[WHAT YOU HAVE TO DO]:
Return the listing below exactly, with the pictures dropped.

━━━━━━━━━━━━━━━━━━━━

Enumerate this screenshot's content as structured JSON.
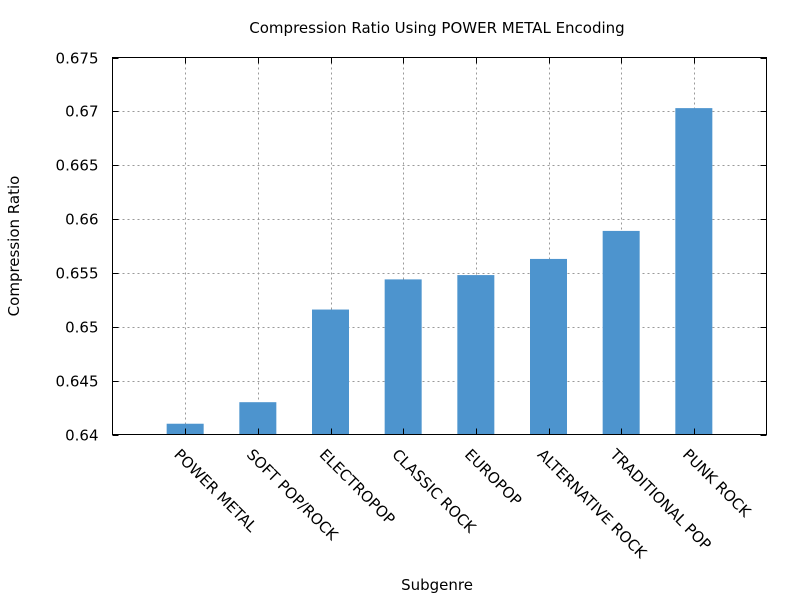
{
  "chart_data": {
    "type": "bar",
    "title": "Compression Ratio Using POWER METAL Encoding",
    "xlabel": "Subgenre",
    "ylabel": "Compression Ratio",
    "categories": [
      "POWER METAL",
      "SOFT POP/ROCK",
      "ELECTROPOP",
      "CLASSIC ROCK",
      "EUROPOP",
      "ALTERNATIVE ROCK",
      "TRADITIONAL POP",
      "PUNK ROCK"
    ],
    "values": [
      0.641,
      0.643,
      0.6516,
      0.6544,
      0.6548,
      0.6563,
      0.6589,
      0.6703
    ],
    "ylim": [
      0.64,
      0.675
    ],
    "yticks": [
      0.64,
      0.645,
      0.65,
      0.655,
      0.66,
      0.665,
      0.67,
      0.675
    ],
    "ytick_labels": [
      "0.64",
      "0.645",
      "0.65",
      "0.655",
      "0.66",
      "0.665",
      "0.67",
      "0.675"
    ],
    "grid": true,
    "bar_color": "#4d94ce"
  }
}
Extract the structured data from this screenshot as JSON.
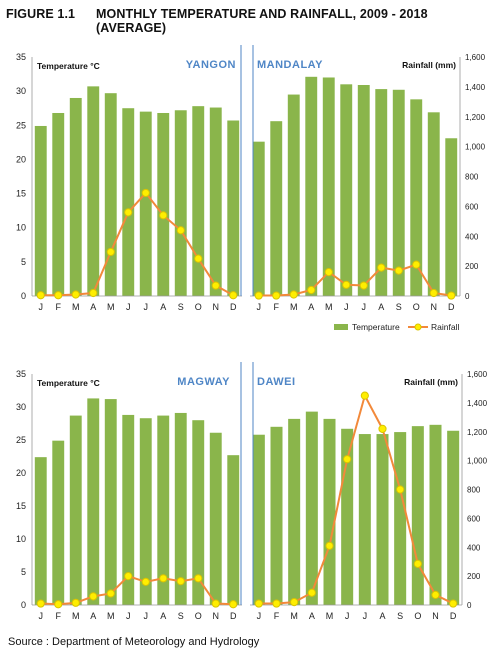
{
  "figure": {
    "label": "FIGURE 1.1",
    "title": "MONTHLY TEMPERATURE AND RAINFALL, 2009 - 2018 (AVERAGE)",
    "source": "Source : Department of Meteorology and Hydrology"
  },
  "colors": {
    "bar": "#8ab54b",
    "line": "#f2893a",
    "marker_fill": "#ffee00",
    "marker_stroke": "#d9c400",
    "city_label": "#4f86c6",
    "divider": "#4f86c6",
    "grid": "#bfbfbf"
  },
  "chart_data": [
    {
      "type": "bar",
      "title": "YANGON",
      "ylabel_left": "Temperature °C",
      "ylabel_right": "",
      "categories": [
        "J",
        "F",
        "M",
        "A",
        "M",
        "J",
        "J",
        "A",
        "S",
        "O",
        "N",
        "D"
      ],
      "ylim_left": [
        0,
        35
      ],
      "ylim_right": [
        0,
        1600
      ],
      "left_ticks": [
        "0",
        "5",
        "10",
        "15",
        "20",
        "25",
        "30",
        "35"
      ],
      "right_ticks": [],
      "series": [
        {
          "name": "Temperature",
          "type": "bar",
          "axis": "left",
          "values": [
            24.9,
            26.8,
            29.0,
            30.7,
            29.7,
            27.5,
            27.0,
            26.8,
            27.2,
            27.8,
            27.6,
            25.7
          ]
        },
        {
          "name": "Rainfall",
          "type": "line",
          "axis": "right",
          "values": [
            5,
            5,
            10,
            20,
            295,
            560,
            690,
            540,
            440,
            250,
            70,
            5
          ]
        }
      ]
    },
    {
      "type": "bar",
      "title": "MANDALAY",
      "ylabel_left": "",
      "ylabel_right": "Rainfall (mm)",
      "categories": [
        "J",
        "F",
        "M",
        "A",
        "M",
        "J",
        "J",
        "A",
        "S",
        "O",
        "N",
        "D"
      ],
      "ylim_left": [
        0,
        35
      ],
      "ylim_right": [
        0,
        1600
      ],
      "left_ticks": [],
      "right_ticks": [
        "0",
        "200",
        "400",
        "600",
        "800",
        "1,000",
        "1,200",
        "1,400",
        "1,600"
      ],
      "series": [
        {
          "name": "Temperature",
          "type": "bar",
          "axis": "left",
          "values": [
            22.6,
            25.6,
            29.5,
            32.1,
            32.0,
            31.0,
            30.9,
            30.3,
            30.2,
            28.8,
            26.9,
            23.1
          ]
        },
        {
          "name": "Rainfall",
          "type": "line",
          "axis": "right",
          "values": [
            3,
            3,
            10,
            40,
            160,
            75,
            70,
            190,
            170,
            210,
            20,
            3
          ]
        }
      ]
    },
    {
      "type": "bar",
      "title": "MAGWAY",
      "ylabel_left": "Temperature °C",
      "ylabel_right": "",
      "categories": [
        "J",
        "F",
        "M",
        "A",
        "M",
        "J",
        "J",
        "A",
        "S",
        "O",
        "N",
        "D"
      ],
      "ylim_left": [
        0,
        35
      ],
      "ylim_right": [
        0,
        1600
      ],
      "left_ticks": [
        "0",
        "5",
        "10",
        "15",
        "20",
        "25",
        "30",
        "35"
      ],
      "right_ticks": [],
      "series": [
        {
          "name": "Temperature",
          "type": "bar",
          "axis": "left",
          "values": [
            22.4,
            24.9,
            28.7,
            31.3,
            31.2,
            28.8,
            28.3,
            28.7,
            29.1,
            28.0,
            26.1,
            22.7
          ]
        },
        {
          "name": "Rainfall",
          "type": "line",
          "axis": "right",
          "values": [
            10,
            5,
            15,
            60,
            80,
            200,
            160,
            185,
            165,
            185,
            10,
            5
          ]
        }
      ]
    },
    {
      "type": "bar",
      "title": "DAWEI",
      "ylabel_left": "",
      "ylabel_right": "Rainfall (mm)",
      "categories": [
        "J",
        "F",
        "M",
        "A",
        "M",
        "J",
        "J",
        "A",
        "S",
        "O",
        "N",
        "D"
      ],
      "ylim_left": [
        0,
        35
      ],
      "ylim_right": [
        0,
        1600
      ],
      "left_ticks": [],
      "right_ticks": [
        "0",
        "200",
        "400",
        "600",
        "800",
        "1,000",
        "1,200",
        "1,400",
        "1,600"
      ],
      "series": [
        {
          "name": "Temperature",
          "type": "bar",
          "axis": "left",
          "values": [
            25.8,
            27.0,
            28.2,
            29.3,
            28.2,
            26.7,
            25.9,
            25.9,
            26.2,
            27.1,
            27.3,
            26.4
          ]
        },
        {
          "name": "Rainfall",
          "type": "line",
          "axis": "right",
          "values": [
            10,
            10,
            20,
            85,
            410,
            1010,
            1450,
            1220,
            800,
            285,
            70,
            10
          ]
        }
      ]
    }
  ],
  "legend": {
    "items": [
      {
        "name": "Temperature",
        "kind": "bar"
      },
      {
        "name": "Rainfall",
        "kind": "line"
      }
    ]
  }
}
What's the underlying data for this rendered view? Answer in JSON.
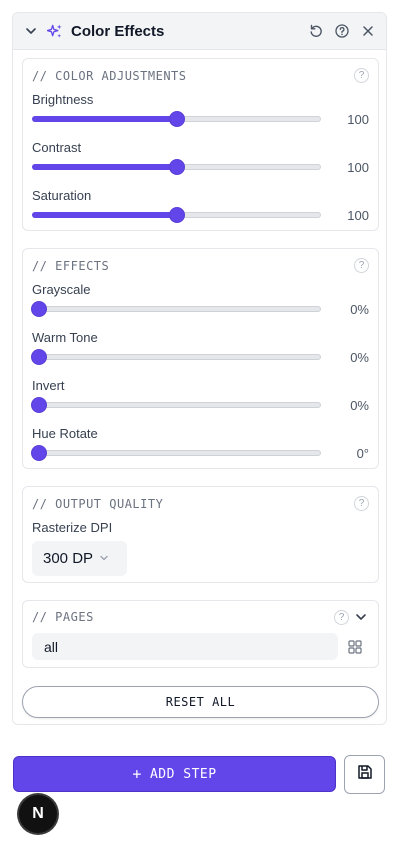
{
  "panel": {
    "title": "Color Effects",
    "icons": {
      "collapse": "chevron-down-icon",
      "effects": "sparkles-icon",
      "reset": "reset-icon",
      "help": "help-icon",
      "close": "close-icon"
    }
  },
  "color_adjustments": {
    "title": "// COLOR ADJUSTMENTS",
    "help_glyph": "?",
    "controls": [
      {
        "label": "Brightness",
        "value": "100",
        "level": 0.5
      },
      {
        "label": "Contrast",
        "value": "100",
        "level": 0.5
      },
      {
        "label": "Saturation",
        "value": "100",
        "level": 0.5
      }
    ]
  },
  "effects": {
    "title": "// EFFECTS",
    "help_glyph": "?",
    "controls": [
      {
        "label": "Grayscale",
        "value": "0%",
        "level": 0
      },
      {
        "label": "Warm Tone",
        "value": "0%",
        "level": 0
      },
      {
        "label": "Invert",
        "value": "0%",
        "level": 0
      },
      {
        "label": "Hue Rotate",
        "value": "0°",
        "level": 0
      }
    ]
  },
  "output_quality": {
    "title": "// OUTPUT QUALITY",
    "help_glyph": "?",
    "dpi_label": "Rasterize DPI",
    "dpi_value": "300 DP"
  },
  "pages": {
    "title": "// PAGES",
    "help_glyph": "?",
    "value": "all"
  },
  "actions": {
    "reset_all": "RESET ALL",
    "add_step": "ADD STEP",
    "add_glyph": "+",
    "fab_letter": "N"
  },
  "colors": {
    "accent": "#6246ea",
    "border": "#e5e7eb",
    "muted": "#6b7280"
  }
}
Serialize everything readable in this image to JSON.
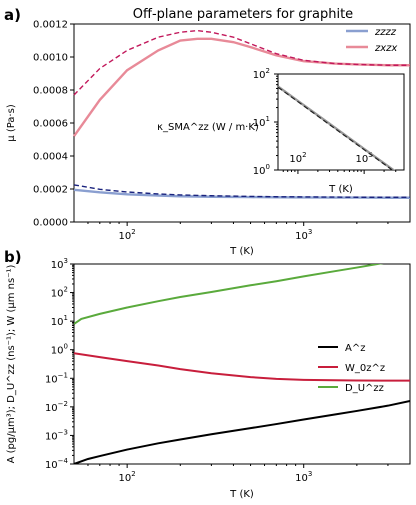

━━━━━━━━━━━━━━━━━━━━

[FINISHED EXERCISE]:
Enumerate this screenshot's content as structured JSON.
{
  "chart_data": {
    "type": "bar",
    "title": "Compression Ratio Using POWER METAL Encoding",
    "xlabel": "Subgenre",
    "ylabel": "Compression Ratio",
    "categories": [
      "POWER METAL",
      "SOFT POP/ROCK",
      "ELECTROPOP",
      "CLASSIC ROCK",
      "EUROPOP",
      "ALTERNATIVE ROCK",
      "TRADITIONAL POP",
      "PUNK ROCK"
    ],
    "values": [
      0.641,
      0.643,
      0.6516,
      0.6544,
      0.6548,
      0.6563,
      0.6589,
      0.6703
    ],
    "ylim": [
      0.64,
      0.675
    ],
    "yticks": [
      0.64,
      0.645,
      0.65,
      0.655,
      0.66,
      0.665,
      0.67,
      0.675
    ],
    "ytick_labels": [
      "0.64",
      "0.645",
      "0.65",
      "0.655",
      "0.66",
      "0.665",
      "0.67",
      "0.675"
    ],
    "grid": true,
    "bar_color": "#4d94ce"
  }
}
Extract the structured data from this screenshot as JSON.
{
  "figure": {
    "label": "FIGURE 1.1",
    "title": "MONTHLY TEMPERATURE AND RAINFALL, 2009 - 2018 (AVERAGE)",
    "source": "Source : Department of Meteorology and Hydrology"
  },
  "colors": {
    "bar": "#8ab54b",
    "line": "#f2893a",
    "marker_fill": "#ffee00",
    "marker_stroke": "#d9c400",
    "city_label": "#4f86c6",
    "divider": "#4f86c6",
    "grid": "#bfbfbf"
  },
  "chart_data": [
    {
      "type": "bar",
      "title": "YANGON",
      "ylabel_left": "Temperature °C",
      "ylabel_right": "",
      "categories": [
        "J",
        "F",
        "M",
        "A",
        "M",
        "J",
        "J",
        "A",
        "S",
        "O",
        "N",
        "D"
      ],
      "ylim_left": [
        0,
        35
      ],
      "ylim_right": [
        0,
        1600
      ],
      "left_ticks": [
        "0",
        "5",
        "10",
        "15",
        "20",
        "25",
        "30",
        "35"
      ],
      "right_ticks": [],
      "series": [
        {
          "name": "Temperature",
          "type": "bar",
          "axis": "left",
          "values": [
            24.9,
            26.8,
            29.0,
            30.7,
            29.7,
            27.5,
            27.0,
            26.8,
            27.2,
            27.8,
            27.6,
            25.7
          ]
        },
        {
          "name": "Rainfall",
          "type": "line",
          "axis": "right",
          "values": [
            5,
            5,
            10,
            20,
            295,
            560,
            690,
            540,
            440,
            250,
            70,
            5
          ]
        }
      ]
    },
    {
      "type": "bar",
      "title": "MANDALAY",
      "ylabel_left": "",
      "ylabel_right": "Rainfall (mm)",
      "categories": [
        "J",
        "F",
        "M",
        "A",
        "M",
        "J",
        "J",
        "A",
        "S",
        "O",
        "N",
        "D"
      ],
      "ylim_left": [
        0,
        35
      ],
      "ylim_right": [
        0,
        1600
      ],
      "left_ticks": [],
      "right_ticks": [
        "0",
        "200",
        "400",
        "600",
        "800",
        "1,000",
        "1,200",
        "1,400",
        "1,600"
      ],
      "series": [
        {
          "name": "Temperature",
          "type": "bar",
          "axis": "left",
          "values": [
            22.6,
            25.6,
            29.5,
            32.1,
            32.0,
            31.0,
            30.9,
            30.3,
            30.2,
            28.8,
            26.9,
            23.1
          ]
        },
        {
          "name": "Rainfall",
          "type": "line",
          "axis": "right",
          "values": [
            3,
            3,
            10,
            40,
            160,
            75,
            70,
            190,
            170,
            210,
            20,
            3
          ]
        }
      ]
    },
    {
      "type": "bar",
      "title": "MAGWAY",
      "ylabel_left": "Temperature °C",
      "ylabel_right": "",
      "categories": [
        "J",
        "F",
        "M",
        "A",
        "M",
        "J",
        "J",
        "A",
        "S",
        "O",
        "N",
        "D"
      ],
      "ylim_left": [
        0,
        35
      ],
      "ylim_right": [
        0,
        1600
      ],
      "left_ticks": [
        "0",
        "5",
        "10",
        "15",
        "20",
        "25",
        "30",
        "35"
      ],
      "right_ticks": [],
      "series": [
        {
          "name": "Temperature",
          "type": "bar",
          "axis": "left",
          "values": [
            22.4,
            24.9,
            28.7,
            31.3,
            31.2,
            28.8,
            28.3,
            28.7,
            29.1,
            28.0,
            26.1,
            22.7
          ]
        },
        {
          "name": "Rainfall",
          "type": "line",
          "axis": "right",
          "values": [
            10,
            5,
            15,
            60,
            80,
            200,
            160,
            185,
            165,
            185,
            10,
            5
          ]
        }
      ]
    },
    {
      "type": "bar",
      "title": "DAWEI",
      "ylabel_left": "",
      "ylabel_right": "Rainfall (mm)",
      "categories": [
        "J",
        "F",
        "M",
        "A",
        "M",
        "J",
        "J",
        "A",
        "S",
        "O",
        "N",
        "D"
      ],
      "ylim_left": [
        0,
        35
      ],
      "ylim_right": [
        0,
        1600
      ],
      "left_ticks": [],
      "right_ticks": [
        "0",
        "200",
        "400",
        "600",
        "800",
        "1,000",
        "1,200",
        "1,400",
        "1,600"
      ],
      "series": [
        {
          "name": "Temperature",
          "type": "bar",
          "axis": "left",
          "values": [
            25.8,
            27.0,
            28.2,
            29.3,
            28.2,
            26.7,
            25.9,
            25.9,
            26.2,
            27.1,
            27.3,
            26.4
          ]
        },
        {
          "name": "Rainfall",
          "type": "line",
          "axis": "right",
          "values": [
            10,
            10,
            20,
            85,
            410,
            1010,
            1450,
            1220,
            800,
            285,
            70,
            10
          ]
        }
      ]
    }
  ],
  "legend": {
    "items": [
      {
        "name": "Temperature",
        "kind": "bar"
      },
      {
        "name": "Rainfall",
        "kind": "line"
      }
    ]
  }
}
What's the underlying data for this rendered view? Answer in JSON.
{
  "panel": {
    "title": "Color Effects",
    "icons": {
      "collapse": "chevron-down-icon",
      "effects": "sparkles-icon",
      "reset": "reset-icon",
      "help": "help-icon",
      "close": "close-icon"
    }
  },
  "color_adjustments": {
    "title": "// COLOR ADJUSTMENTS",
    "help_glyph": "?",
    "controls": [
      {
        "label": "Brightness",
        "value": "100",
        "level": 0.5
      },
      {
        "label": "Contrast",
        "value": "100",
        "level": 0.5
      },
      {
        "label": "Saturation",
        "value": "100",
        "level": 0.5
      }
    ]
  },
  "effects": {
    "title": "// EFFECTS",
    "help_glyph": "?",
    "controls": [
      {
        "label": "Grayscale",
        "value": "0%",
        "level": 0
      },
      {
        "label": "Warm Tone",
        "value": "0%",
        "level": 0
      },
      {
        "label": "Invert",
        "value": "0%",
        "level": 0
      },
      {
        "label": "Hue Rotate",
        "value": "0°",
        "level": 0
      }
    ]
  },
  "output_quality": {
    "title": "// OUTPUT QUALITY",
    "help_glyph": "?",
    "dpi_label": "Rasterize DPI",
    "dpi_value": "300 DP"
  },
  "pages": {
    "title": "// PAGES",
    "help_glyph": "?",
    "value": "all"
  },
  "actions": {
    "reset_all": "RESET ALL",
    "add_step": "ADD STEP",
    "add_glyph": "+",
    "fab_letter": "N"
  },
  "colors": {
    "accent": "#6246ea",
    "border": "#e5e7eb",
    "muted": "#6b7280"
  }
}
Serialize everything readable in this image to JSON.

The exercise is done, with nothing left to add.